Copy out the stretch of the records below from the line containing "bucket-bar-label: 6 [527,472,536,491]" through the line containing "bucket-bar [459,369,504,497]", reproducing each line without any change.
[Start TASK INPUTS]
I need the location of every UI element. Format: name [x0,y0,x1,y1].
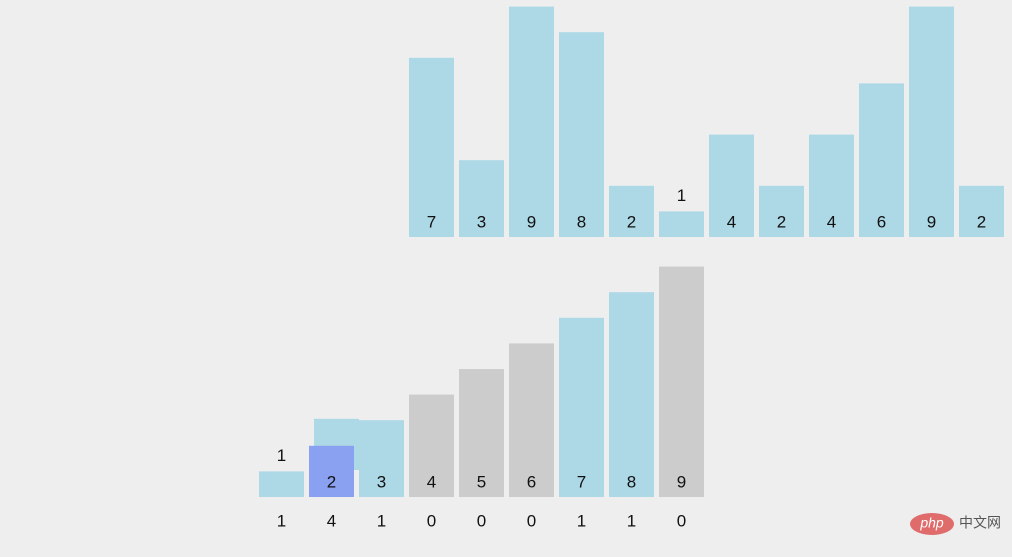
bucket-bar-label: 6 [527,472,536,491]
bucket-bar-label: 5 [477,472,486,491]
input-bar [759,185,804,237]
count-label: 4 [327,511,336,530]
input-bar-label: 3 [477,212,486,231]
input-bar-label: 4 [727,212,736,231]
watermark-text: 中文网 [959,515,1001,531]
input-bar-label: 4 [827,212,836,231]
input-bar [609,185,654,237]
bucket-bar [409,394,454,497]
bucket-bar-label: 1 [277,446,286,465]
input-bar [959,185,1004,237]
bucket-bar-label: 8 [627,472,636,491]
input-bar-label: 1 [677,186,686,205]
input-bar-label: 7 [427,212,436,231]
input-bar [659,211,704,237]
count-label: 0 [427,511,436,530]
input-bar-label: 8 [577,212,586,231]
bucket-bar [459,369,504,497]
input-bar-label: 9 [927,212,936,231]
count-label: 0 [477,511,486,530]
input-bar [809,134,854,237]
bucket-bar [609,292,654,497]
input-bar [709,134,754,237]
input-bar-label: 9 [527,212,536,231]
input-bar [909,6,954,237]
watermark-logo: php [919,515,944,531]
input-bar-label: 2 [627,212,636,231]
input-bar [559,32,604,238]
count-label: 0 [677,511,686,530]
input-bar [459,160,504,237]
input-bar-label: 2 [977,212,986,231]
count-label: 1 [577,511,586,530]
bucket-bar-label: 7 [577,472,586,491]
bucket-bar [359,420,404,497]
bucket-bar-label: 2 [327,472,336,491]
input-bar [859,83,904,238]
count-label: 0 [527,511,536,530]
bucket-bar [509,343,554,497]
count-label: 1 [377,511,386,530]
input-bar-label: 6 [877,212,886,231]
input-bar-label: 2 [777,212,786,231]
bucket-bar [559,317,604,497]
bucket-bar-label: 9 [677,472,686,491]
count-label: 1 [277,511,286,530]
bucket-bar-label: 4 [427,472,436,491]
bucket-bar [259,471,304,497]
watermark-logo-bg [910,513,954,535]
input-bar [409,57,454,237]
count-label: 1 [627,511,636,530]
bucket-bar [309,445,354,497]
bucket-bar [659,266,704,497]
input-bar [509,6,554,237]
bucket-bar-label: 3 [377,472,386,491]
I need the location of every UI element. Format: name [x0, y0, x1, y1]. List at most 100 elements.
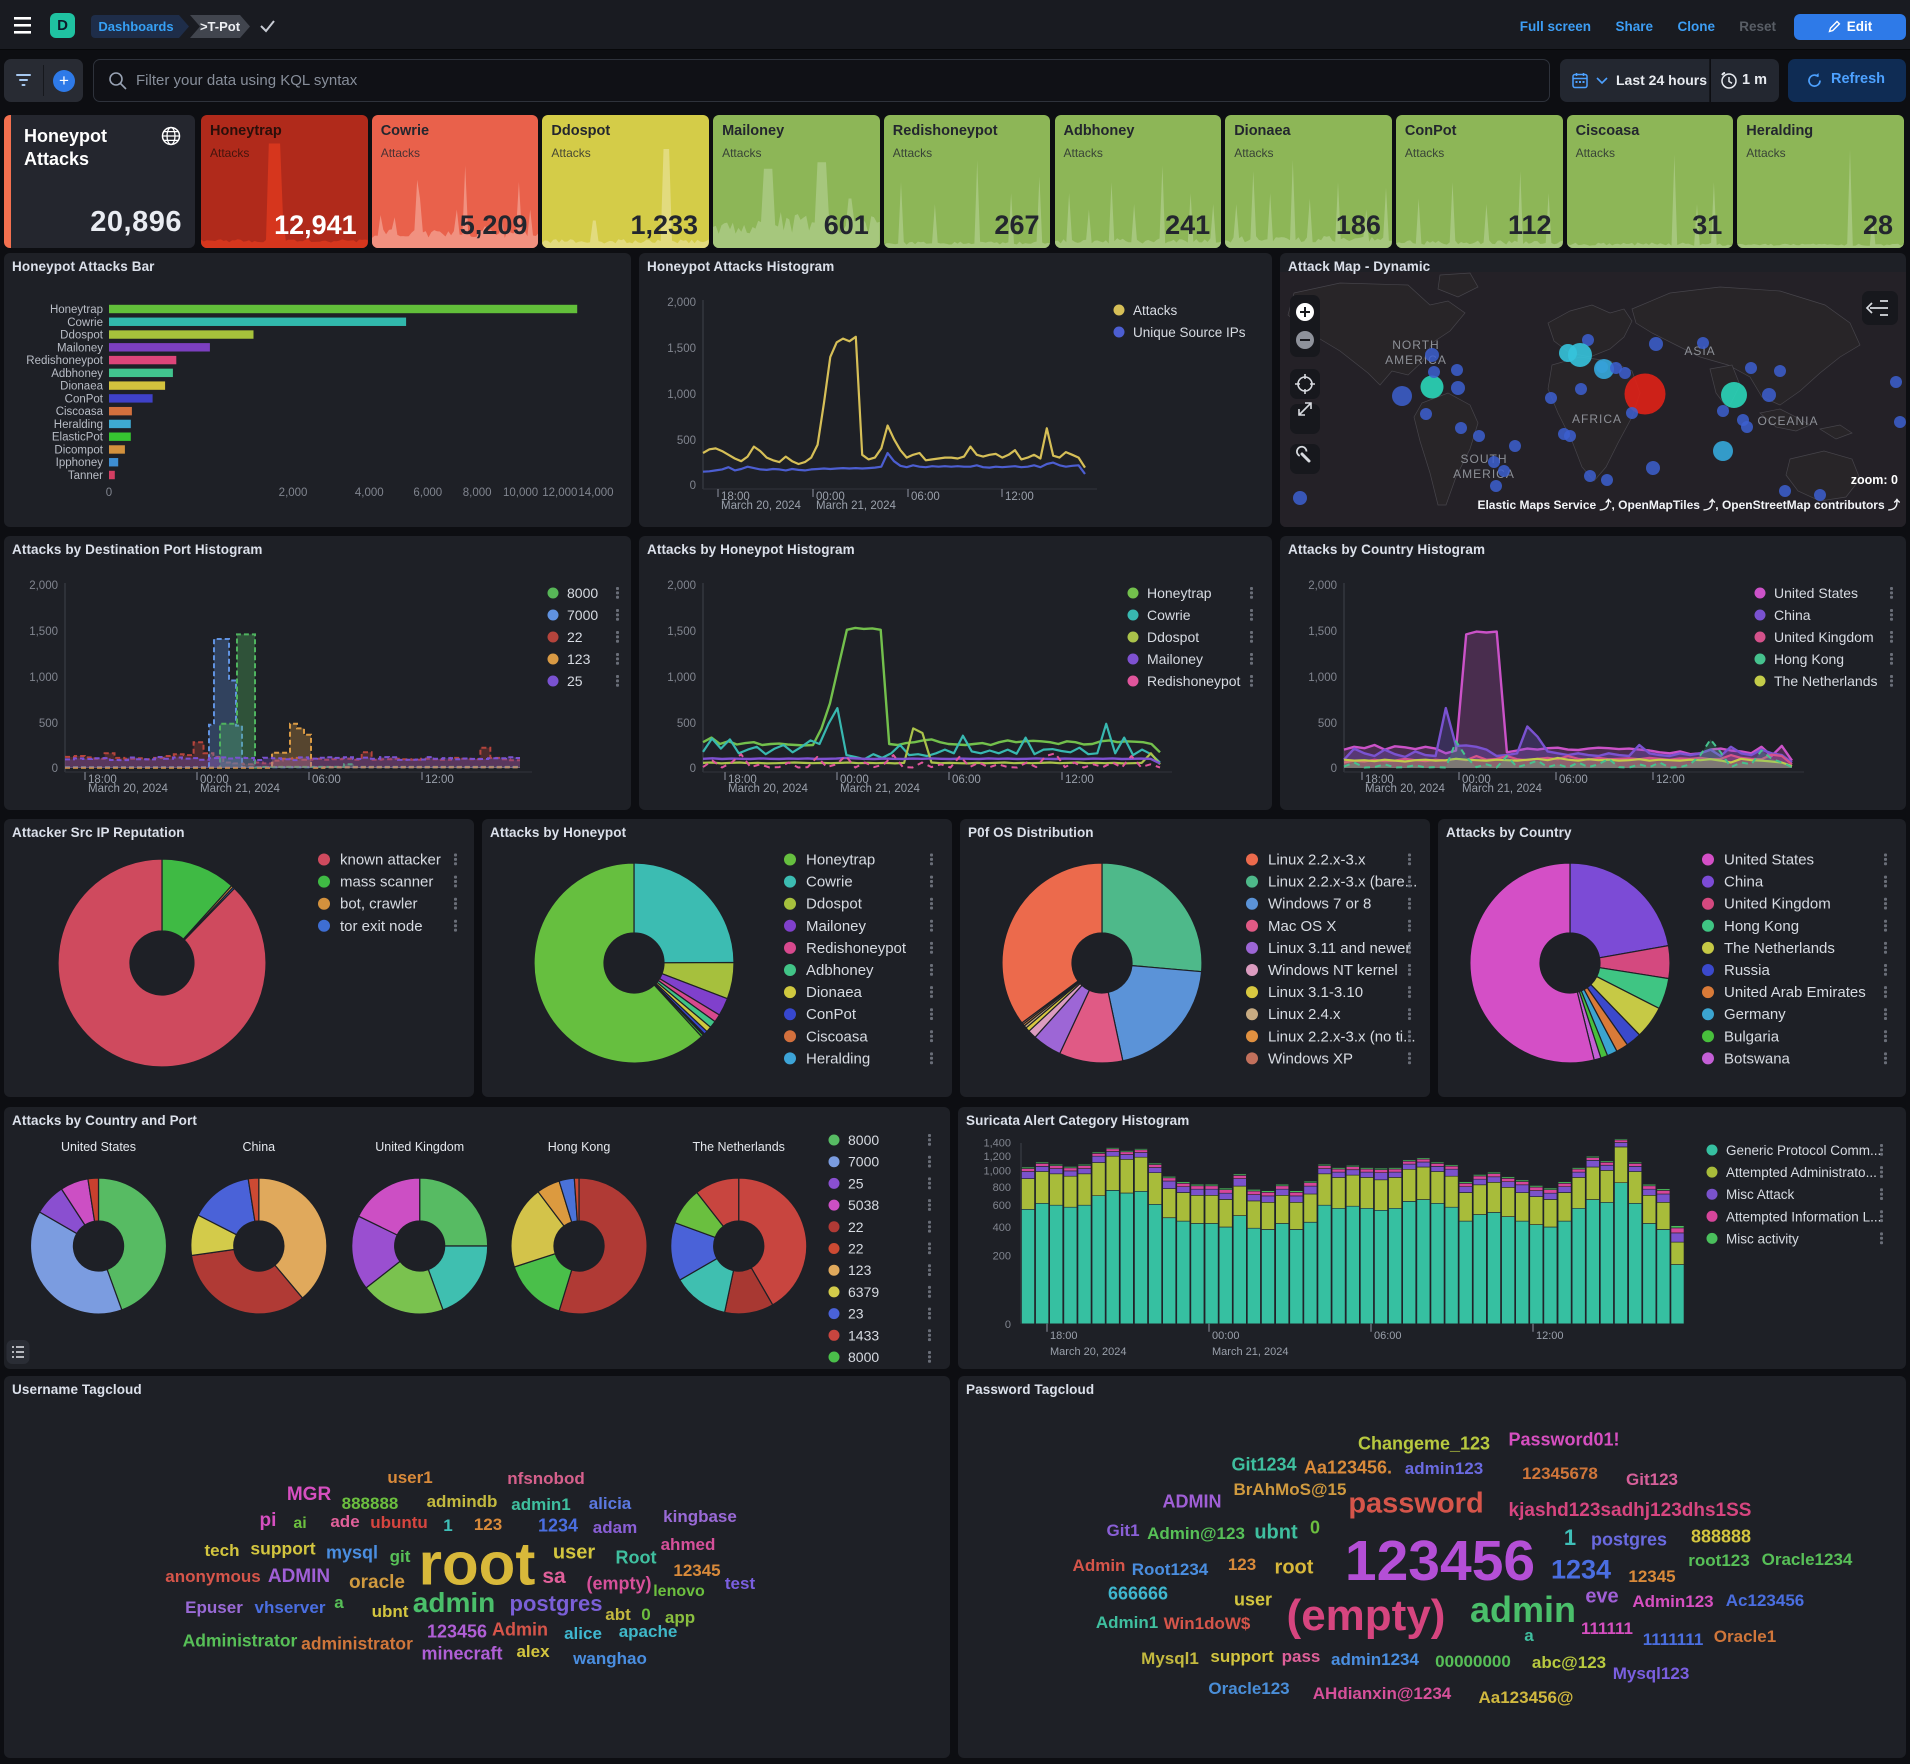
svg-text:Russia: Russia — [1724, 962, 1771, 979]
svg-text:bot, crawler: bot, crawler — [340, 896, 418, 913]
svg-text:1,000: 1,000 — [29, 672, 58, 684]
svg-text:12:00: 12:00 — [425, 774, 454, 786]
svg-text:00:00: 00:00 — [816, 491, 845, 503]
svg-text:22: 22 — [567, 629, 583, 645]
svg-text:Dionaea: Dionaea — [60, 381, 103, 393]
svg-text:06:00: 06:00 — [952, 774, 981, 786]
svg-text:Mailoney: Mailoney — [806, 918, 867, 935]
svg-text:Attacks: Attacks — [1133, 303, 1178, 318]
svg-text:8000: 8000 — [848, 1349, 879, 1365]
svg-text:Hong Kong: Hong Kong — [1724, 918, 1799, 935]
svg-text:ASIA: ASIA — [1684, 344, 1715, 358]
svg-text:2,000: 2,000 — [667, 297, 696, 309]
svg-text:18:00: 18:00 — [88, 774, 117, 786]
svg-text:Botswana: Botswana — [1724, 1050, 1791, 1067]
svg-text:0: 0 — [1005, 1319, 1011, 1331]
svg-text:18:00: 18:00 — [1365, 774, 1394, 786]
svg-text:Linux 3.1-3.10: Linux 3.1-3.10 — [1268, 984, 1363, 1001]
svg-text:1,000: 1,000 — [983, 1166, 1011, 1178]
svg-text:600: 600 — [993, 1200, 1011, 1212]
svg-text:00:00: 00:00 — [200, 774, 229, 786]
svg-text:known attacker: known attacker — [340, 852, 441, 869]
svg-text:500: 500 — [1318, 718, 1337, 730]
svg-text:Honeytrap: Honeytrap — [1147, 585, 1212, 601]
svg-text:tor exit node: tor exit node — [340, 918, 423, 935]
svg-text:Misc Attack: Misc Attack — [1726, 1187, 1795, 1202]
svg-text:Adbhoney: Adbhoney — [806, 962, 874, 979]
svg-text:Linux 2.2.x-3.x (bare...: Linux 2.2.x-3.x (bare... — [1268, 874, 1417, 891]
svg-text:March 21, 2024: March 21, 2024 — [200, 783, 281, 795]
svg-text:2,000: 2,000 — [667, 580, 696, 592]
svg-text:1433: 1433 — [848, 1327, 879, 1343]
svg-text:Dionaea: Dionaea — [806, 984, 863, 1001]
svg-text:1,500: 1,500 — [29, 626, 58, 638]
svg-text:Mailoney: Mailoney — [57, 342, 103, 354]
svg-text:0: 0 — [690, 480, 696, 492]
svg-text:Attempted Administrato...: Attempted Administrato... — [1726, 1165, 1877, 1180]
svg-text:United Kingdom: United Kingdom — [1724, 896, 1831, 913]
svg-text:Linux 2.4.x: Linux 2.4.x — [1268, 1006, 1341, 1023]
svg-text:United States: United States — [1774, 585, 1858, 601]
svg-text:Linux 3.11 and newer: Linux 3.11 and newer — [1268, 940, 1410, 957]
svg-text:2,000: 2,000 — [1308, 580, 1337, 592]
svg-text:23: 23 — [848, 1306, 864, 1322]
svg-text:Bulgaria: Bulgaria — [1724, 1028, 1780, 1045]
svg-text:22: 22 — [848, 1219, 864, 1235]
svg-text:Linux 2.2.x-3.x (no ti...: Linux 2.2.x-3.x (no ti... — [1268, 1028, 1416, 1045]
svg-text:Cowrie: Cowrie — [806, 874, 853, 891]
svg-text:Heralding: Heralding — [806, 1050, 870, 1067]
svg-text:18:00: 18:00 — [721, 491, 750, 503]
svg-text:1,000: 1,000 — [667, 389, 696, 401]
svg-text:123: 123 — [567, 651, 591, 667]
svg-text:The Netherlands: The Netherlands — [1774, 673, 1878, 689]
svg-text:Hong Kong: Hong Kong — [1774, 651, 1844, 667]
svg-text:zoom: 0: zoom: 0 — [1851, 473, 1898, 487]
svg-text:7000: 7000 — [848, 1154, 879, 1170]
svg-text:ConPot: ConPot — [806, 1006, 857, 1023]
svg-text:Cowrie: Cowrie — [1147, 607, 1191, 623]
svg-text:NORTH: NORTH — [1392, 338, 1439, 352]
svg-text:March 20, 2024: March 20, 2024 — [1365, 783, 1446, 795]
svg-text:China: China — [242, 1140, 275, 1154]
svg-text:00:00: 00:00 — [840, 774, 869, 786]
svg-text:Windows NT kernel: Windows NT kernel — [1268, 962, 1398, 979]
svg-text:1,500: 1,500 — [667, 626, 696, 638]
svg-text:06:00: 06:00 — [312, 774, 341, 786]
svg-text:United States: United States — [1724, 852, 1814, 869]
svg-text:March 21, 2024: March 21, 2024 — [816, 500, 897, 512]
svg-text:7000: 7000 — [567, 607, 598, 623]
svg-text:Germany: Germany — [1724, 1006, 1786, 1023]
svg-text:March 21, 2024: March 21, 2024 — [1212, 1346, 1288, 1358]
svg-text:0: 0 — [690, 763, 696, 775]
svg-text:Redishoneypot: Redishoneypot — [1147, 673, 1241, 689]
svg-text:14,000: 14,000 — [578, 487, 613, 499]
svg-text:The Netherlands: The Netherlands — [1724, 940, 1835, 957]
svg-text:123: 123 — [848, 1262, 872, 1278]
svg-text:8000: 8000 — [848, 1132, 879, 1148]
svg-text:Attempted Information L...: Attempted Information L... — [1726, 1209, 1881, 1224]
svg-text:Ciscoasa: Ciscoasa — [56, 406, 104, 418]
svg-text:2,000: 2,000 — [29, 580, 58, 592]
svg-text:2,000: 2,000 — [279, 487, 308, 499]
svg-text:1,200: 1,200 — [983, 1151, 1011, 1163]
svg-text:Mac OS X: Mac OS X — [1268, 918, 1336, 935]
svg-text:0: 0 — [52, 763, 58, 775]
svg-text:mass scanner: mass scanner — [340, 874, 433, 891]
svg-text:March 20, 2024: March 20, 2024 — [721, 500, 802, 512]
svg-text:1,500: 1,500 — [667, 343, 696, 355]
svg-text:25: 25 — [567, 673, 583, 689]
svg-text:25: 25 — [848, 1175, 864, 1191]
svg-text:06:00: 06:00 — [1559, 774, 1588, 786]
svg-text:The Netherlands: The Netherlands — [692, 1140, 784, 1154]
svg-text:1,500: 1,500 — [1308, 626, 1337, 638]
svg-text:March 20, 2024: March 20, 2024 — [88, 783, 169, 795]
svg-text:March 20, 2024: March 20, 2024 — [1050, 1346, 1126, 1358]
svg-text:500: 500 — [39, 718, 58, 730]
svg-text:1,400: 1,400 — [983, 1138, 1011, 1150]
svg-text:800: 800 — [993, 1182, 1011, 1194]
svg-text:Heralding: Heralding — [54, 419, 103, 431]
svg-text:United Kingdom: United Kingdom — [1774, 629, 1874, 645]
svg-text:500: 500 — [677, 718, 696, 730]
svg-text:Honeytrap: Honeytrap — [50, 304, 103, 316]
svg-text:Ipphoney: Ipphoney — [56, 457, 104, 469]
[End TASK INPUTS]
— RESPONSE —
bucket-bar-label: 6 [527,472,536,491]
bucket-bar-label: 5 [477,472,486,491]
input-bar [759,185,804,237]
count-label: 4 [327,511,336,530]
input-bar-label: 3 [477,212,486,231]
input-bar-label: 4 [727,212,736,231]
watermark-text: 中文网 [959,515,1001,531]
input-bar-label: 4 [827,212,836,231]
input-bar [609,185,654,237]
bucket-bar [409,394,454,497]
bucket-bar-label: 1 [277,446,286,465]
input-bar [959,185,1004,237]
bucket-bar-label: 8 [627,472,636,491]
input-bar-label: 1 [677,186,686,205]
input-bar-label: 7 [427,212,436,231]
input-bar [659,211,704,237]
count-label: 0 [427,511,436,530]
input-bar-label: 8 [577,212,586,231]
bucket-bar [459,369,504,497]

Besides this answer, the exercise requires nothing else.